What the exercise asks:
Find each line with the string "придумать" and report it.

Data records:
* begin *
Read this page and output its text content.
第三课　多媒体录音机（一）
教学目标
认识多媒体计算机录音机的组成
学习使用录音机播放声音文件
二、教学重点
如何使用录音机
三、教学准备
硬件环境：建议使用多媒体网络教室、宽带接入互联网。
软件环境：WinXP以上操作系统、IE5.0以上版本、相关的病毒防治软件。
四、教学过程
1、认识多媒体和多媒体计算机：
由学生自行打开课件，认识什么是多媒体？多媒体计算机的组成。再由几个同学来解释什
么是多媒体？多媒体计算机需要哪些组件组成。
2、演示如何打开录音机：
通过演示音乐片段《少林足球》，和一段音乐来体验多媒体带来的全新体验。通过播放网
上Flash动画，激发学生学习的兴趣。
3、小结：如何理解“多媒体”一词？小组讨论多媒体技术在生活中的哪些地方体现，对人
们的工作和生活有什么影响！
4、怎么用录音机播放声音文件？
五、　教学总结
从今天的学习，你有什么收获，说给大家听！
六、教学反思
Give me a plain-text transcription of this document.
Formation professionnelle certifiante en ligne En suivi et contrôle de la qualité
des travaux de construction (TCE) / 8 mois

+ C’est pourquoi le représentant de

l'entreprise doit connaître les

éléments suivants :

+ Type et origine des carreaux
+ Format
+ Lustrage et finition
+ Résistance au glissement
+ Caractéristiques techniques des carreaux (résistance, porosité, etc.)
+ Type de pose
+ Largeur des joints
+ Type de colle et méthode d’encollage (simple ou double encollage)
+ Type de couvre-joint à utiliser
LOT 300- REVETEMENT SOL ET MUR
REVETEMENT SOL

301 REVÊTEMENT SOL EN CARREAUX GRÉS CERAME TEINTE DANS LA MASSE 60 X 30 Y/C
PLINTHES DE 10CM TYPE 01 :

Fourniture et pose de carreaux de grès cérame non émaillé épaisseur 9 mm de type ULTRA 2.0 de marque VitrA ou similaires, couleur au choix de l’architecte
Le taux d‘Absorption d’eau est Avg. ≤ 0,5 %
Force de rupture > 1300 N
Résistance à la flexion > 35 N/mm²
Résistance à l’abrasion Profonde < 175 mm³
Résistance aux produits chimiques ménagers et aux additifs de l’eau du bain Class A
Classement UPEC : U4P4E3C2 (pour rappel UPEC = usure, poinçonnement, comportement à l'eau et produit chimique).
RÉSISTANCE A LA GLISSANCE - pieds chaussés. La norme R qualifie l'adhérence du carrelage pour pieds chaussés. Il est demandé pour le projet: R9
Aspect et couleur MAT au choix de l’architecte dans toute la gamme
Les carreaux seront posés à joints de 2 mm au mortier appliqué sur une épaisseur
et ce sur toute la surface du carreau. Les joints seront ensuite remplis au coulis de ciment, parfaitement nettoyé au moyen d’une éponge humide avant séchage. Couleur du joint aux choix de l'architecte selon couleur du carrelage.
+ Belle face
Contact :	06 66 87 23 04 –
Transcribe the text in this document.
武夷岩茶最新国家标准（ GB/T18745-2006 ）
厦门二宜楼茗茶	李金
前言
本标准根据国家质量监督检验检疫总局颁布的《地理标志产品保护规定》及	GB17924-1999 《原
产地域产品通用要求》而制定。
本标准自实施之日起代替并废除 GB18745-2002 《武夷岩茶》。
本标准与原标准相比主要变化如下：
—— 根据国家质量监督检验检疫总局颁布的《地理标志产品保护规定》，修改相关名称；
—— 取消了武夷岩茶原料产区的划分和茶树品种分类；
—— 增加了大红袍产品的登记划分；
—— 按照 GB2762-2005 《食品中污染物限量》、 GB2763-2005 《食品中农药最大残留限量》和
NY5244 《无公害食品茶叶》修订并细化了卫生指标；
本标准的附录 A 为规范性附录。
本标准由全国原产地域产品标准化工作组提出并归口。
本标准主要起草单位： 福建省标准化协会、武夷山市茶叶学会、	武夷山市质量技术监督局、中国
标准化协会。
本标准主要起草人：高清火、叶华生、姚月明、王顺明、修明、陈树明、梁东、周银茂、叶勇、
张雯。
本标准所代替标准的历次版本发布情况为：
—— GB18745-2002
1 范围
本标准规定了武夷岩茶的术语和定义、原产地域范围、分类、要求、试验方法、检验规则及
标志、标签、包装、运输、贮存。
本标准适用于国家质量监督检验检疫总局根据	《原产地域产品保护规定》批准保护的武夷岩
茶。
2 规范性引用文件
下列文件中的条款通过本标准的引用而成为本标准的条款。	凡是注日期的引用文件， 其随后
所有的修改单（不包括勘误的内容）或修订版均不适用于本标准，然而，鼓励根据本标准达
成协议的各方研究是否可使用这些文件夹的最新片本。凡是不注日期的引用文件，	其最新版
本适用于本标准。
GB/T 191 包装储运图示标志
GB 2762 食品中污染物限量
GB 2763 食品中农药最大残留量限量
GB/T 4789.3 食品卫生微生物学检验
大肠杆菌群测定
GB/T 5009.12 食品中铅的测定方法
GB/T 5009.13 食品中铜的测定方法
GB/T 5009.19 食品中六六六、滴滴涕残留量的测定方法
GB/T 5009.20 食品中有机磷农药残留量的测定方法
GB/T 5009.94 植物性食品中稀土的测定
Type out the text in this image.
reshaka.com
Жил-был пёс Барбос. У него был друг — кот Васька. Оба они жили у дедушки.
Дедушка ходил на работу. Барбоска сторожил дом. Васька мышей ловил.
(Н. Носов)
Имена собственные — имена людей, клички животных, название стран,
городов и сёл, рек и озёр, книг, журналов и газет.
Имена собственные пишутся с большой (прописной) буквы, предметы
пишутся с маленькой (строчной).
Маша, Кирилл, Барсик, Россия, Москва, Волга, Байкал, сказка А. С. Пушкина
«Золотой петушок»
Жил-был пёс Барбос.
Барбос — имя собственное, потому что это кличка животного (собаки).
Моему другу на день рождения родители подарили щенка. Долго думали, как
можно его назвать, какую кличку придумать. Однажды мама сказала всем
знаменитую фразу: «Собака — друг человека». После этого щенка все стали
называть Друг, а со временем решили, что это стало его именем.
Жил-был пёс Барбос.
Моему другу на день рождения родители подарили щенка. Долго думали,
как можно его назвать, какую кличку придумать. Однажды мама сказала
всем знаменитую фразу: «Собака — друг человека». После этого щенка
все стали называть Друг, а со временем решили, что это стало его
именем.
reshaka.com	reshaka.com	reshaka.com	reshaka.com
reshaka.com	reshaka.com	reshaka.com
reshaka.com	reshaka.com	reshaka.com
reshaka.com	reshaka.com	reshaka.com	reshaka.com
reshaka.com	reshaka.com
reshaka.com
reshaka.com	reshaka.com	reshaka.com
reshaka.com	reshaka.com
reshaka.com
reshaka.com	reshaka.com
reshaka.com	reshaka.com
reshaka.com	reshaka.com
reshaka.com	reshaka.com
* end *
Answer below:
можно его назвать, какую кличку придумать. Однажды мама сказала всем
как можно его назвать, какую кличку придумать. Однажды мама сказала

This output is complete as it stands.